**TASK INSTRUCTIONS**. In full and without deviation, write out the entries that follow.

**DATASET**.

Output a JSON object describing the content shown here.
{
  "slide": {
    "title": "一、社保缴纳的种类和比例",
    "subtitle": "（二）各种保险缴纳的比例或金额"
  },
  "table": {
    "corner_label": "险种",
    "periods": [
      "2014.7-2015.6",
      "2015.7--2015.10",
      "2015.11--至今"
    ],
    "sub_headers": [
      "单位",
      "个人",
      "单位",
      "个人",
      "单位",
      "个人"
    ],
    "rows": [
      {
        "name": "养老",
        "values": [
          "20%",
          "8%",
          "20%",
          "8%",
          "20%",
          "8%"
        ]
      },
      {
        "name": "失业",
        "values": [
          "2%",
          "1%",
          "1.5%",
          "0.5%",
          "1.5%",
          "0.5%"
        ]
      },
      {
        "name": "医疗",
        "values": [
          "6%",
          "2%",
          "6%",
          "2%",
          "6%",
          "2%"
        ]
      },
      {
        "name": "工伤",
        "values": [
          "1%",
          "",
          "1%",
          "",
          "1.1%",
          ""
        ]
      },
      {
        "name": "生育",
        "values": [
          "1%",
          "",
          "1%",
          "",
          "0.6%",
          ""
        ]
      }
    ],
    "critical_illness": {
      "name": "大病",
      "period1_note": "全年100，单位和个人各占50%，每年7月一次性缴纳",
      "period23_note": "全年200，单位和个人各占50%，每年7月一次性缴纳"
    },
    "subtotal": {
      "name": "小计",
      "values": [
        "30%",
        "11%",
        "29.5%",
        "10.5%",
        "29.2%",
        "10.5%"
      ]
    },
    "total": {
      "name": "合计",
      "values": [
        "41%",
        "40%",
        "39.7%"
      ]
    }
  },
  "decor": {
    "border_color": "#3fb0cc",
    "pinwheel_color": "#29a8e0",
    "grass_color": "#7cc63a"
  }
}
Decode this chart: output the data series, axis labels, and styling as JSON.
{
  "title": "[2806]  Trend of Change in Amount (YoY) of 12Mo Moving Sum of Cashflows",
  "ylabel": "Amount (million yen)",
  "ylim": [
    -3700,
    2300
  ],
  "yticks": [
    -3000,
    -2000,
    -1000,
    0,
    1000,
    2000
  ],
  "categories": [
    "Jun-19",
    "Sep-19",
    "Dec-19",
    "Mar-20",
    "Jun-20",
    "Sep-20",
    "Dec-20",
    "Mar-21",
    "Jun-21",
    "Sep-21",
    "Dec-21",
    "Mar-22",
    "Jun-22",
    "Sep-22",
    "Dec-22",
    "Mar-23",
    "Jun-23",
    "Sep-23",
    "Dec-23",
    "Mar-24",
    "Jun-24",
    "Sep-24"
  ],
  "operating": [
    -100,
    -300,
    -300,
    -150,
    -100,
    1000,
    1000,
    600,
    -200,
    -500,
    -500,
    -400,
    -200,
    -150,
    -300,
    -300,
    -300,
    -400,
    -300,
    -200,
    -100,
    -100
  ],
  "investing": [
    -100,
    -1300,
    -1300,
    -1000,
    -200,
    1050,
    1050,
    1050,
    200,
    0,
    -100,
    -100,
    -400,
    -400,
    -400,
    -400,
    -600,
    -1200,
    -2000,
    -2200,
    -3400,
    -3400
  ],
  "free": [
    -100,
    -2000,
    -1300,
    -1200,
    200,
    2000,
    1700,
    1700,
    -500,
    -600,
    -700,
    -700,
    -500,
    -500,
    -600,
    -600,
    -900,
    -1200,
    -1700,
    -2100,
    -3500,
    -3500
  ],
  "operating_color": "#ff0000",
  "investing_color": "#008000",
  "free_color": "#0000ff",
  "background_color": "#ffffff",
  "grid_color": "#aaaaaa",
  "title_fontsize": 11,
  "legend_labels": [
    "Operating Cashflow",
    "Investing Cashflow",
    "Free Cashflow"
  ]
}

**FINAL ANSWER**.
Output a JSON object describing the content shown here.
{
  "slide": {
    "title": "一、社保缴纳的种类和比例",
    "subtitle": "（二）各种保险缴纳的比例或金额"
  },
  "table": {
    "corner_label": "险种",
    "periods": [
      "2014.7-2015.6",
      "2015.7--2015.10",
      "2015.11--至今"
    ],
    "sub_headers": [
      "单位",
      "个人",
      "单位",
      "个人",
      "单位",
      "个人"
    ],
    "rows": [
      {
        "name": "养老",
        "values": [
          "20%",
          "8%",
          "20%",
          "8%",
          "20%",
          "8%"
        ]
      },
      {
        "name": "失业",
        "values": [
          "2%",
          "1%",
          "1.5%",
          "0.5%",
          "1.5%",
          "0.5%"
        ]
      },
      {
        "name": "医疗",
        "values": [
          "6%",
          "2%",
          "6%",
          "2%",
          "6%",
          "2%"
        ]
      },
      {
        "name": "工伤",
        "values": [
          "1%",
          "",
          "1%",
          "",
          "1.1%",
          ""
        ]
      },
      {
        "name": "生育",
        "values": [
          "1%",
          "",
          "1%",
          "",
          "0.6%",
          ""
        ]
      }
    ],
    "critical_illness": {
      "name": "大病",
      "period1_note": "全年100，单位和个人各占50%，每年7月一次性缴纳",
      "period23_note": "全年200，单位和个人各占50%，每年7月一次性缴纳"
    },
    "subtotal": {
      "name": "小计",
      "values": [
        "30%",
        "11%",
        "29.5%",
        "10.5%",
        "29.2%",
        "10.5%"
      ]
    },
    "total": {
      "name": "合计",
      "values": [
        "41%",
        "40%",
        "39.7%"
      ]
    }
  },
  "decor": {
    "border_color": "#3fb0cc",
    "pinwheel_color": "#29a8e0",
    "grass_color": "#7cc63a"
  }
}
Decode this chart: output the data series, axis labels, and styling as JSON.
{
  "title": "[2806]  Trend of Change in Amount (YoY) of 12Mo Moving Sum of Cashflows",
  "ylabel": "Amount (million yen)",
  "ylim": [
    -3700,
    2300
  ],
  "yticks": [
    -3000,
    -2000,
    -1000,
    0,
    1000,
    2000
  ],
  "categories": [
    "Jun-19",
    "Sep-19",
    "Dec-19",
    "Mar-20",
    "Jun-20",
    "Sep-20",
    "Dec-20",
    "Mar-21",
    "Jun-21",
    "Sep-21",
    "Dec-21",
    "Mar-22",
    "Jun-22",
    "Sep-22",
    "Dec-22",
    "Mar-23",
    "Jun-23",
    "Sep-23",
    "Dec-23",
    "Mar-24",
    "Jun-24",
    "Sep-24"
  ],
  "operating": [
    -100,
    -300,
    -300,
    -150,
    -100,
    1000,
    1000,
    600,
    -200,
    -500,
    -500,
    -400,
    -200,
    -150,
    -300,
    -300,
    -300,
    -400,
    -300,
    -200,
    -100,
    -100
  ],
  "investing": [
    -100,
    -1300,
    -1300,
    -1000,
    -200,
    1050,
    1050,
    1050,
    200,
    0,
    -100,
    -100,
    -400,
    -400,
    -400,
    -400,
    -600,
    -1200,
    -2000,
    -2200,
    -3400,
    -3400
  ],
  "free": [
    -100,
    -2000,
    -1300,
    -1200,
    200,
    2000,
    1700,
    1700,
    -500,
    -600,
    -700,
    -700,
    -500,
    -500,
    -600,
    -600,
    -900,
    -1200,
    -1700,
    -2100,
    -3500,
    -3500
  ],
  "operating_color": "#ff0000",
  "investing_color": "#008000",
  "free_color": "#0000ff",
  "background_color": "#ffffff",
  "grid_color": "#aaaaaa",
  "title_fontsize": 11,
  "legend_labels": [
    "Operating Cashflow",
    "Investing Cashflow",
    "Free Cashflow"
  ]
}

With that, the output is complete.